**PROBLEM DETAILS:**
Return all of the entries word for word, but omit the pictures they contain.

(Saved data entries)
━━━━━━━━━━

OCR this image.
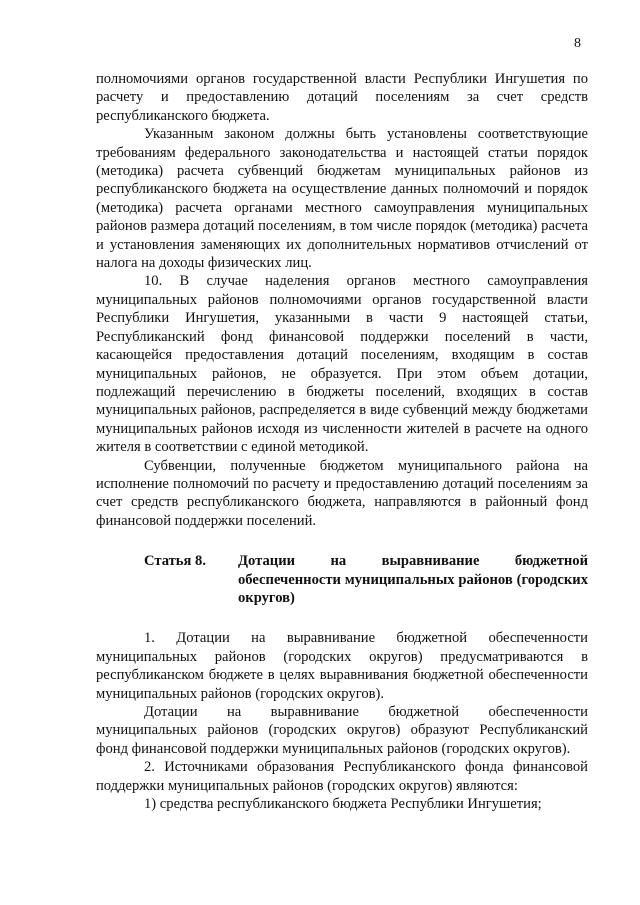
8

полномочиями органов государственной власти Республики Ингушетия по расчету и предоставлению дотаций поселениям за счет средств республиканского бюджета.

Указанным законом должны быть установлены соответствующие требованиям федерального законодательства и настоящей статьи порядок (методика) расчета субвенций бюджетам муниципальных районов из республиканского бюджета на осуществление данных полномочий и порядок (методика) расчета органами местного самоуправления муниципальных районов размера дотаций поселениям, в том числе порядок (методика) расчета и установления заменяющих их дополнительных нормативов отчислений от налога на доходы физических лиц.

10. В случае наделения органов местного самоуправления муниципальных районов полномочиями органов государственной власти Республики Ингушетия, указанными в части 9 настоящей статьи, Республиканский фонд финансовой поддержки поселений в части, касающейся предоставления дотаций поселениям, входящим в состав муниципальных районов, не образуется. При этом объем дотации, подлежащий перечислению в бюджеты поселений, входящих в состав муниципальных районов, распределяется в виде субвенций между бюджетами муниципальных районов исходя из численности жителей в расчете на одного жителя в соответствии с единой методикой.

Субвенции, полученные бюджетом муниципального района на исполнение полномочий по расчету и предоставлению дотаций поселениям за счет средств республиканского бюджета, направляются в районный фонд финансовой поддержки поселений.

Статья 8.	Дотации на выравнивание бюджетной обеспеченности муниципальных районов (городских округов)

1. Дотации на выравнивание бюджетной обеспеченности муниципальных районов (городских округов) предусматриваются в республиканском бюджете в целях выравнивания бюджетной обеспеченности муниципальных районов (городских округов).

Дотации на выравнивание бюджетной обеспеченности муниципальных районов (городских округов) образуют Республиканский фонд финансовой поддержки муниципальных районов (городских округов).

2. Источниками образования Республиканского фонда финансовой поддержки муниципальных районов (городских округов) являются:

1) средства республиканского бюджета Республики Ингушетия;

━━━━━━━━━━

**RESPONSE TO THE EXERCISE:**
OCR this image.
8

полномочиями органов государственной власти Республики Ингушетия по расчету и предоставлению дотаций поселениям за счет средств республиканского бюджета.

Указанным законом должны быть установлены соответствующие требованиям федерального законодательства и настоящей статьи порядок (методика) расчета субвенций бюджетам муниципальных районов из республиканского бюджета на осуществление данных полномочий и порядок (методика) расчета органами местного самоуправления муниципальных районов размера дотаций поселениям, в том числе порядок (методика) расчета и установления заменяющих их дополнительных нормативов отчислений от налога на доходы физических лиц.

10. В случае наделения органов местного самоуправления муниципальных районов полномочиями органов государственной власти Республики Ингушетия, указанными в части 9 настоящей статьи, Республиканский фонд финансовой поддержки поселений в части, касающейся предоставления дотаций поселениям, входящим в состав муниципальных районов, не образуется. При этом объем дотации, подлежащий перечислению в бюджеты поселений, входящих в состав муниципальных районов, распределяется в виде субвенций между бюджетами муниципальных районов исходя из численности жителей в расчете на одного жителя в соответствии с единой методикой.

Субвенции, полученные бюджетом муниципального района на исполнение полномочий по расчету и предоставлению дотаций поселениям за счет средств республиканского бюджета, направляются в районный фонд финансовой поддержки поселений.

Статья 8.	Дотации на выравнивание бюджетной обеспеченности муниципальных районов (городских округов)

1. Дотации на выравнивание бюджетной обеспеченности муниципальных районов (городских округов) предусматриваются в республиканском бюджете в целях выравнивания бюджетной обеспеченности муниципальных районов (городских округов).

Дотации на выравнивание бюджетной обеспеченности муниципальных районов (городских округов) образуют Республиканский фонд финансовой поддержки муниципальных районов (городских округов).

2. Источниками образования Республиканского фонда финансовой поддержки муниципальных районов (городских округов) являются:

1) средства республиканского бюджета Республики Ингушетия;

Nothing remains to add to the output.